* [The problem]:
Every line from the line containing "Parse this screenshot: output" through the final line of the data is to be printed exactly; no other line is to appear.

(Rows from a figure dataset)
==*==

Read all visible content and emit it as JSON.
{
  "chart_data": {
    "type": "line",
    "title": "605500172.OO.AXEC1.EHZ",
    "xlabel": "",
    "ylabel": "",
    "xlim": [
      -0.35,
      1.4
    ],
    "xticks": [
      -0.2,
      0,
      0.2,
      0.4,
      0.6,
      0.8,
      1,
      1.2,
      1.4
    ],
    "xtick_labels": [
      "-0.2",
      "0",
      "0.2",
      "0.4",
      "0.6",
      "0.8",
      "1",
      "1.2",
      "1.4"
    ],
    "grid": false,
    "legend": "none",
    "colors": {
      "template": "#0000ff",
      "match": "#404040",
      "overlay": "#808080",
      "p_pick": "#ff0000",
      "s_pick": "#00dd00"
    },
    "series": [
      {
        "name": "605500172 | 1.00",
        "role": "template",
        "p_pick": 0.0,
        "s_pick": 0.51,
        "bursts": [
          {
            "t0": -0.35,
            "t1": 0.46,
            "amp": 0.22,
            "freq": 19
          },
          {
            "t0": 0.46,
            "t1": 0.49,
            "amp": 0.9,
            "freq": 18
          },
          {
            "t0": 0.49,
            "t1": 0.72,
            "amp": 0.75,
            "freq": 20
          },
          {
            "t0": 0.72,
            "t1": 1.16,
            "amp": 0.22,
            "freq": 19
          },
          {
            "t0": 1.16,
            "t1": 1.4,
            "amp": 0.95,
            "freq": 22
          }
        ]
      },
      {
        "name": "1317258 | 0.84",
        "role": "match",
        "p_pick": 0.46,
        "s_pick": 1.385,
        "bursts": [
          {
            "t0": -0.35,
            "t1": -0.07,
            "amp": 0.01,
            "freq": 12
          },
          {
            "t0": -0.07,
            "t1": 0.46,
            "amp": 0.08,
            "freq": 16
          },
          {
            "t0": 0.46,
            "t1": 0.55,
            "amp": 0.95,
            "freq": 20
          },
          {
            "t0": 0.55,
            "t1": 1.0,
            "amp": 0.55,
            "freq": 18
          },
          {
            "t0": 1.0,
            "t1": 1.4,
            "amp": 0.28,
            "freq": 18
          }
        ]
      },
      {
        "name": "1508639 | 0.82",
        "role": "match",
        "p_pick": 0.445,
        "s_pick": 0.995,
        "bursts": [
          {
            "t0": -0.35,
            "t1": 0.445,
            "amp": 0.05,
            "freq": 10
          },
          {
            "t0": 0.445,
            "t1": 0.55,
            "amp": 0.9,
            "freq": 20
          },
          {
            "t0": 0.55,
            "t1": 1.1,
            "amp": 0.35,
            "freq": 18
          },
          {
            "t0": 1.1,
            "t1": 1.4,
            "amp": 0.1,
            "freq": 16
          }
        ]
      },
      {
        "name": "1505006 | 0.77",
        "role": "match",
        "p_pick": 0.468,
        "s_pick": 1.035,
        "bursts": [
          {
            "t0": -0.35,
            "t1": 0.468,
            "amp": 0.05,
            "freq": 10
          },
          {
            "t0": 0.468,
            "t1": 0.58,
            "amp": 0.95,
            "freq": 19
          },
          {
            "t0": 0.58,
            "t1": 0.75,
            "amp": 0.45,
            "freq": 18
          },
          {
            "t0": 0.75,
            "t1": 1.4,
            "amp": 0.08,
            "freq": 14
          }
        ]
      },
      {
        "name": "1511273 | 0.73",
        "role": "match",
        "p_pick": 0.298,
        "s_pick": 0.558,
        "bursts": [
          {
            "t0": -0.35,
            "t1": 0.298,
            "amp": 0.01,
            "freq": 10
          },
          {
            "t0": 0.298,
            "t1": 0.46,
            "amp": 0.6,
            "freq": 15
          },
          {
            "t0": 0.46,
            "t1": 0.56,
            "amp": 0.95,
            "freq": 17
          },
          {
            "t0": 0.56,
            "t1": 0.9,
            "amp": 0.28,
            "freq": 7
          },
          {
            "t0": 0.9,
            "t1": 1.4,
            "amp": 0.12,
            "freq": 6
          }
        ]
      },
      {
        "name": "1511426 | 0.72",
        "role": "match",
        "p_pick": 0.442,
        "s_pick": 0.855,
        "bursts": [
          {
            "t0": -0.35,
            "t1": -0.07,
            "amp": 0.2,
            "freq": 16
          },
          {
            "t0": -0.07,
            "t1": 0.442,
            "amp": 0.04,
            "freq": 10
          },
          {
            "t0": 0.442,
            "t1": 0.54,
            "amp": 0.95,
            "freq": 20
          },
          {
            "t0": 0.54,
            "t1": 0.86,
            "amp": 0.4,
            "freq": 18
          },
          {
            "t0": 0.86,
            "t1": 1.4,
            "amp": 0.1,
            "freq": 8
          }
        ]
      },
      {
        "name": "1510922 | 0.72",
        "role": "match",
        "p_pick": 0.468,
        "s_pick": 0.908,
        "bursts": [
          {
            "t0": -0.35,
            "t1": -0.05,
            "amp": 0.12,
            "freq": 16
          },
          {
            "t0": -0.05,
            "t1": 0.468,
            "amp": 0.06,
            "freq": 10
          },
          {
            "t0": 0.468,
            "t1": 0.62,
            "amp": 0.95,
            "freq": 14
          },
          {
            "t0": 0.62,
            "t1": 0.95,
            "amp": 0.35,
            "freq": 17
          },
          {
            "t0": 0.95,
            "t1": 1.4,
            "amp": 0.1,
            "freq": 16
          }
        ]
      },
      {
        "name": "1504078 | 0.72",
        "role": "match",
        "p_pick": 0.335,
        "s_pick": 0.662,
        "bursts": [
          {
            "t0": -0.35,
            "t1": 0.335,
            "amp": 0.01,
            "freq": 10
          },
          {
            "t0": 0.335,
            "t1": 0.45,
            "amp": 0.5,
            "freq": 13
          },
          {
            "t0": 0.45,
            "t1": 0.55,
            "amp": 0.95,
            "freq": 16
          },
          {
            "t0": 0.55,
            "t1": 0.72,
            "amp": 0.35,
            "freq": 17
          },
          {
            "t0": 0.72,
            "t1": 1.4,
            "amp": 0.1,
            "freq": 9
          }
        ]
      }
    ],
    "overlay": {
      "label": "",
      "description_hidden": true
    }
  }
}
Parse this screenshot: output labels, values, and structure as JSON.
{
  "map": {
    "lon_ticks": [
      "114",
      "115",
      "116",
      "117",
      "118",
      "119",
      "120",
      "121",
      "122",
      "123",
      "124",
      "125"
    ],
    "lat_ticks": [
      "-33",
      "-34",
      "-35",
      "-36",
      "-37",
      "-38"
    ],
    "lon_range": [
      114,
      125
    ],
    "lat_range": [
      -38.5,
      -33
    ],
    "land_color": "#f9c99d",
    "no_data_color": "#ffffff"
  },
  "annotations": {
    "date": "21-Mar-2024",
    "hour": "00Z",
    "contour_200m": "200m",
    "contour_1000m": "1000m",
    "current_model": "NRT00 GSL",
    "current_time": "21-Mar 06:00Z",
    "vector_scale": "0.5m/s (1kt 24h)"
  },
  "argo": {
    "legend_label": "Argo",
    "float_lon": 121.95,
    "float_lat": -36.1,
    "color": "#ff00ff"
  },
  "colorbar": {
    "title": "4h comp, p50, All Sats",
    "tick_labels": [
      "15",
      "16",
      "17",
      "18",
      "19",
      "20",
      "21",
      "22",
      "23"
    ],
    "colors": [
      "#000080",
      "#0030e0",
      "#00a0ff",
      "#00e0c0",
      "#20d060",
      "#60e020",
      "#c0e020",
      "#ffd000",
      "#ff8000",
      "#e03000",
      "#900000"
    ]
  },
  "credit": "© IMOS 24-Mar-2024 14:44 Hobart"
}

==*==

* [Answer for this exercise]:
Parse this screenshot: output labels, values, and structure as JSON.
{
  "map": {
    "lon_ticks": [
      "114",
      "115",
      "116",
      "117",
      "118",
      "119",
      "120",
      "121",
      "122",
      "123",
      "124",
      "125"
    ],
    "lat_ticks": [
      "-33",
      "-34",
      "-35",
      "-36",
      "-37",
      "-38"
    ],
    "lon_range": [
      114,
      125
    ],
    "lat_range": [
      -38.5,
      -33
    ],
    "land_color": "#f9c99d",
    "no_data_color": "#ffffff"
  },
  "annotations": {
    "date": "21-Mar-2024",
    "hour": "00Z",
    "contour_200m": "200m",
    "contour_1000m": "1000m",
    "current_model": "NRT00 GSL",
    "current_time": "21-Mar 06:00Z",
    "vector_scale": "0.5m/s (1kt 24h)"
  },
  "argo": {
    "legend_label": "Argo",
    "float_lon": 121.95,
    "float_lat": -36.1,
    "color": "#ff00ff"
  },
  "colorbar": {
    "title": "4h comp, p50, All Sats",
    "tick_labels": [
      "15",
      "16",
      "17",
      "18",
      "19",
      "20",
      "21",
      "22",
      "23"
    ],
    "colors": [
      "#000080",
      "#0030e0",
      "#00a0ff",
      "#00e0c0",
      "#20d060",
      "#60e020",
      "#c0e020",
      "#ffd000",
      "#ff8000",
      "#e03000",
      "#900000"
    ]
  },
  "credit": "© IMOS 24-Mar-2024 14:44 Hobart"
}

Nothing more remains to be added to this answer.